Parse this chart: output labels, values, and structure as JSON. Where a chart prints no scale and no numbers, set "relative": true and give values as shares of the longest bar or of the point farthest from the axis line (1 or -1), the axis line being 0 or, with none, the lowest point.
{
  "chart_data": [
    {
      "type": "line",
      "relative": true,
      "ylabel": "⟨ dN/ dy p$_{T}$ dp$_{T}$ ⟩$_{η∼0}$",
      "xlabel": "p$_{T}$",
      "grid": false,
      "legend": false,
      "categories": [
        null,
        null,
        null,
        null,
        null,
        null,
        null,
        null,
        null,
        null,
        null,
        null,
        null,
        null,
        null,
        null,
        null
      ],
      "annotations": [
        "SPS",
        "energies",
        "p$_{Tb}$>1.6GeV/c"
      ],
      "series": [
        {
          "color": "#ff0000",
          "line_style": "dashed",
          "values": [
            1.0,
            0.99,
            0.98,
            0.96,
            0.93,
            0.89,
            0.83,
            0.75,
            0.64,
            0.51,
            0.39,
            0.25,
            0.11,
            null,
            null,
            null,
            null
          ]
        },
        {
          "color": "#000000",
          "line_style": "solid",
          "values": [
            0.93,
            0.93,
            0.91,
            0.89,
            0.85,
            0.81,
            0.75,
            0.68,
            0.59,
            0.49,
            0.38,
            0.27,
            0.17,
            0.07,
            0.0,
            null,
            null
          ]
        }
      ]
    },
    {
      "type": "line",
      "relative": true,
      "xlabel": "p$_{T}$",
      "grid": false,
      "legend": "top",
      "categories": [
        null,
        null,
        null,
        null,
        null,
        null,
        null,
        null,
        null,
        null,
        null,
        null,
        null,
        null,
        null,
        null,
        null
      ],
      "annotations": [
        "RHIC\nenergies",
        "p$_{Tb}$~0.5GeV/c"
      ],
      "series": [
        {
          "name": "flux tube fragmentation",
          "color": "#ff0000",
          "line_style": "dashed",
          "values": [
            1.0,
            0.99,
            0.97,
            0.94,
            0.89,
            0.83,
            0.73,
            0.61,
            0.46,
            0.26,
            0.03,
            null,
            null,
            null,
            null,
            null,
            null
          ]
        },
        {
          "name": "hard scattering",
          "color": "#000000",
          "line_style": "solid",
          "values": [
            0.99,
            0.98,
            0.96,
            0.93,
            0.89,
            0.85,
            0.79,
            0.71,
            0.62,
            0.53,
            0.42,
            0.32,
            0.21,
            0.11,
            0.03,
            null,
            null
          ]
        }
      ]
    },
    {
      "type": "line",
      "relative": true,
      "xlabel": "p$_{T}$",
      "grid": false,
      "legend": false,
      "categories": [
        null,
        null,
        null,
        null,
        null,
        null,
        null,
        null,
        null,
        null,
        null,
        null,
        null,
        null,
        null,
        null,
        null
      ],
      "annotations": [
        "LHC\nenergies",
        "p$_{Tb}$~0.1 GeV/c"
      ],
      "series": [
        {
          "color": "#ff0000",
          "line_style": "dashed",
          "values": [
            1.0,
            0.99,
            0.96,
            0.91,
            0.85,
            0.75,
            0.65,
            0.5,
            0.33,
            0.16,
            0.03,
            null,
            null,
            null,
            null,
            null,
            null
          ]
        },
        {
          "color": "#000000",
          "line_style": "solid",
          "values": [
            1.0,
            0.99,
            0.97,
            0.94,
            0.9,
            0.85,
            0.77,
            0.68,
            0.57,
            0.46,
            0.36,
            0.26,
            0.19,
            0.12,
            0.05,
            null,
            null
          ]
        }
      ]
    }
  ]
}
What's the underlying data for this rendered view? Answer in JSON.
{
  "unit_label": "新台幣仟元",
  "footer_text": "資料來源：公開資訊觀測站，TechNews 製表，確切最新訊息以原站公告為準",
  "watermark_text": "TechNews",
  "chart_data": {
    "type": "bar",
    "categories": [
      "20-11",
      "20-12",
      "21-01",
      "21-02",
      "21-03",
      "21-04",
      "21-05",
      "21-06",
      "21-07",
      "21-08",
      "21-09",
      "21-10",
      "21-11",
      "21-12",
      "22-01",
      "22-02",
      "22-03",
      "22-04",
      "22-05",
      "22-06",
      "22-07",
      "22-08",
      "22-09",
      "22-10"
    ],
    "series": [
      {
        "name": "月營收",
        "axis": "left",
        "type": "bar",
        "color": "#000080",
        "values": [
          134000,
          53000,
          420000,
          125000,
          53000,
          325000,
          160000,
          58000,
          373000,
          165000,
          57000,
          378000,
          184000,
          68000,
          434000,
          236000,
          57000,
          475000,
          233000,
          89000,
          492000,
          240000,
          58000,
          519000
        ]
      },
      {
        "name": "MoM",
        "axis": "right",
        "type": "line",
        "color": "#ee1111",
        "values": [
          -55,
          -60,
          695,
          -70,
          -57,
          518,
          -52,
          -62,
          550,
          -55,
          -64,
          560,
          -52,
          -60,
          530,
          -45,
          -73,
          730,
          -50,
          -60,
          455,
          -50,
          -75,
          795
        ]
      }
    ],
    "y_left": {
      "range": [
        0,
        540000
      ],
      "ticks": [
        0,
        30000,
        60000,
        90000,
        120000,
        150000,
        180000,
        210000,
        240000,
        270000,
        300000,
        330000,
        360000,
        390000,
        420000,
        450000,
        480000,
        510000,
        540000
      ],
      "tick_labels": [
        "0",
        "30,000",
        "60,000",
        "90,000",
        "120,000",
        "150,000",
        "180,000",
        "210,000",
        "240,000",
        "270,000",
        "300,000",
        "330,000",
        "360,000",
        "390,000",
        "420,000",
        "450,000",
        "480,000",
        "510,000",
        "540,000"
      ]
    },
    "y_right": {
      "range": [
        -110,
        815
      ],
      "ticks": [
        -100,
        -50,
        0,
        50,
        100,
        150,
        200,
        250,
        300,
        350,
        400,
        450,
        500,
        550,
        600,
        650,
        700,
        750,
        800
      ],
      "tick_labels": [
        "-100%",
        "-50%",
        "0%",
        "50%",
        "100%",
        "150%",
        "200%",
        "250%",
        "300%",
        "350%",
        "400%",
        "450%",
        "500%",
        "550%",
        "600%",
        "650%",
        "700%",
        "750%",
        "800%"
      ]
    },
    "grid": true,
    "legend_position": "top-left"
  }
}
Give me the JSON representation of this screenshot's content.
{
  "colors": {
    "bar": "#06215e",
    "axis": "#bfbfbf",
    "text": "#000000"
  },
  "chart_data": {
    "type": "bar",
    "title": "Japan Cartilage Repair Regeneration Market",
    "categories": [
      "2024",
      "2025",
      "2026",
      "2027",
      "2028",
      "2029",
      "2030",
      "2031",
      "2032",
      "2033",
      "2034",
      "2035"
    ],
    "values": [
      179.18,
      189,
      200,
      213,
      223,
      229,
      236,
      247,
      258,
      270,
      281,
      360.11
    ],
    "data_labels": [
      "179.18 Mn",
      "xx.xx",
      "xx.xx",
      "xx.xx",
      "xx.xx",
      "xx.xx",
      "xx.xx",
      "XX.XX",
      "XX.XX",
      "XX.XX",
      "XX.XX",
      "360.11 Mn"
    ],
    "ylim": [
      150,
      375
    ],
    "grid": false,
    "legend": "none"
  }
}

Task prompt =>
Reproduce the listing shown above in its entirety, exactly.

Output of the exercise =>
Parse this chart: output labels, values, and structure as JSON. Where a chart prints no scale and no numbers, set "relative": true and give values as shares of the longest bar or of the point farthest from the axis line (1 or -1), the axis line being 0 or, with none, the lowest point.
{
  "chart_data": [
    {
      "type": "line",
      "relative": true,
      "ylabel": "⟨ dN/ dy p$_{T}$ dp$_{T}$ ⟩$_{η∼0}$",
      "xlabel": "p$_{T}$",
      "grid": false,
      "legend": false,
      "categories": [
        null,
        null,
        null,
        null,
        null,
        null,
        null,
        null,
        null,
        null,
        null,
        null,
        null,
        null,
        null,
        null,
        null
      ],
      "annotations": [
        "SPS",
        "energies",
        "p$_{Tb}$>1.6GeV/c"
      ],
      "series": [
        {
          "color": "#ff0000",
          "line_style": "dashed",
          "values": [
            1.0,
            0.99,
            0.98,
            0.96,
            0.93,
            0.89,
            0.83,
            0.75,
            0.64,
            0.51,
            0.39,
            0.25,
            0.11,
            null,
            null,
            null,
            null
          ]
        },
        {
          "color": "#000000",
          "line_style": "solid",
          "values": [
            0.93,
            0.93,
            0.91,
            0.89,
            0.85,
            0.81,
            0.75,
            0.68,
            0.59,
            0.49,
            0.38,
            0.27,
            0.17,
            0.07,
            0.0,
            null,
            null
          ]
        }
      ]
    },
    {
      "type": "line",
      "relative": true,
      "xlabel": "p$_{T}$",
      "grid": false,
      "legend": "top",
      "categories": [
        null,
        null,
        null,
        null,
        null,
        null,
        null,
        null,
        null,
        null,
        null,
        null,
        null,
        null,
        null,
        null,
        null
      ],
      "annotations": [
        "RHIC\nenergies",
        "p$_{Tb}$~0.5GeV/c"
      ],
      "series": [
        {
          "name": "flux tube fragmentation",
          "color": "#ff0000",
          "line_style": "dashed",
          "values": [
            1.0,
            0.99,
            0.97,
            0.94,
            0.89,
            0.83,
            0.73,
            0.61,
            0.46,
            0.26,
            0.03,
            null,
            null,
            null,
            null,
            null,
            null
          ]
        },
        {
          "name": "hard scattering",
          "color": "#000000",
          "line_style": "solid",
          "values": [
            0.99,
            0.98,
            0.96,
            0.93,
            0.89,
            0.85,
            0.79,
            0.71,
            0.62,
            0.53,
            0.42,
            0.32,
            0.21,
            0.11,
            0.03,
            null,
            null
          ]
        }
      ]
    },
    {
      "type": "line",
      "relative": true,
      "xlabel": "p$_{T}$",
      "grid": false,
      "legend": false,
      "categories": [
        null,
        null,
        null,
        null,
        null,
        null,
        null,
        null,
        null,
        null,
        null,
        null,
        null,
        null,
        null,
        null,
        null
      ],
      "annotations": [
        "LHC\nenergies",
        "p$_{Tb}$~0.1 GeV/c"
      ],
      "series": [
        {
          "color": "#ff0000",
          "line_style": "dashed",
          "values": [
            1.0,
            0.99,
            0.96,
            0.91,
            0.85,
            0.75,
            0.65,
            0.5,
            0.33,
            0.16,
            0.03,
            null,
            null,
            null,
            null,
            null,
            null
          ]
        },
        {
          "color": "#000000",
          "line_style": "solid",
          "values": [
            1.0,
            0.99,
            0.97,
            0.94,
            0.9,
            0.85,
            0.77,
            0.68,
            0.57,
            0.46,
            0.36,
            0.26,
            0.19,
            0.12,
            0.05,
            null,
            null
          ]
        }
      ]
    }
  ]
}
What's the underlying data for this rendered view? Answer in JSON.
{
  "unit_label": "新台幣仟元",
  "footer_text": "資料來源：公開資訊觀測站，TechNews 製表，確切最新訊息以原站公告為準",
  "watermark_text": "TechNews",
  "chart_data": {
    "type": "bar",
    "categories": [
      "20-11",
      "20-12",
      "21-01",
      "21-02",
      "21-03",
      "21-04",
      "21-05",
      "21-06",
      "21-07",
      "21-08",
      "21-09",
      "21-10",
      "21-11",
      "21-12",
      "22-01",
      "22-02",
      "22-03",
      "22-04",
      "22-05",
      "22-06",
      "22-07",
      "22-08",
      "22-09",
      "22-10"
    ],
    "series": [
      {
        "name": "月營收",
        "axis": "left",
        "type": "bar",
        "color": "#000080",
        "values": [
          134000,
          53000,
          420000,
          125000,
          53000,
          325000,
          160000,
          58000,
          373000,
          165000,
          57000,
          378000,
          184000,
          68000,
          434000,
          236000,
          57000,
          475000,
          233000,
          89000,
          492000,
          240000,
          58000,
          519000
        ]
      },
      {
        "name": "MoM",
        "axis": "right",
        "type": "line",
        "color": "#ee1111",
        "values": [
          -55,
          -60,
          695,
          -70,
          -57,
          518,
          -52,
          -62,
          550,
          -55,
          -64,
          560,
          -52,
          -60,
          530,
          -45,
          -73,
          730,
          -50,
          -60,
          455,
          -50,
          -75,
          795
        ]
      }
    ],
    "y_left": {
      "range": [
        0,
        540000
      ],
      "ticks": [
        0,
        30000,
        60000,
        90000,
        120000,
        150000,
        180000,
        210000,
        240000,
        270000,
        300000,
        330000,
        360000,
        390000,
        420000,
        450000,
        480000,
        510000,
        540000
      ],
      "tick_labels": [
        "0",
        "30,000",
        "60,000",
        "90,000",
        "120,000",
        "150,000",
        "180,000",
        "210,000",
        "240,000",
        "270,000",
        "300,000",
        "330,000",
        "360,000",
        "390,000",
        "420,000",
        "450,000",
        "480,000",
        "510,000",
        "540,000"
      ]
    },
    "y_right": {
      "range": [
        -110,
        815
      ],
      "ticks": [
        -100,
        -50,
        0,
        50,
        100,
        150,
        200,
        250,
        300,
        350,
        400,
        450,
        500,
        550,
        600,
        650,
        700,
        750,
        800
      ],
      "tick_labels": [
        "-100%",
        "-50%",
        "0%",
        "50%",
        "100%",
        "150%",
        "200%",
        "250%",
        "300%",
        "350%",
        "400%",
        "450%",
        "500%",
        "550%",
        "600%",
        "650%",
        "700%",
        "750%",
        "800%"
      ]
    },
    "grid": true,
    "legend_position": "top-left"
  }
}
Give me the JSON representation of this screenshot's content.
{
  "colors": {
    "bar": "#06215e",
    "axis": "#bfbfbf",
    "text": "#000000"
  },
  "chart_data": {
    "type": "bar",
    "title": "Japan Cartilage Repair Regeneration Market",
    "categories": [
      "2024",
      "2025",
      "2026",
      "2027",
      "2028",
      "2029",
      "2030",
      "2031",
      "2032",
      "2033",
      "2034",
      "2035"
    ],
    "values": [
      179.18,
      189,
      200,
      213,
      223,
      229,
      236,
      247,
      258,
      270,
      281,
      360.11
    ],
    "data_labels": [
      "179.18 Mn",
      "xx.xx",
      "xx.xx",
      "xx.xx",
      "xx.xx",
      "xx.xx",
      "xx.xx",
      "XX.XX",
      "XX.XX",
      "XX.XX",
      "XX.XX",
      "360.11 Mn"
    ],
    "ylim": [
      150,
      375
    ],
    "grid": false,
    "legend": "none"
  }
}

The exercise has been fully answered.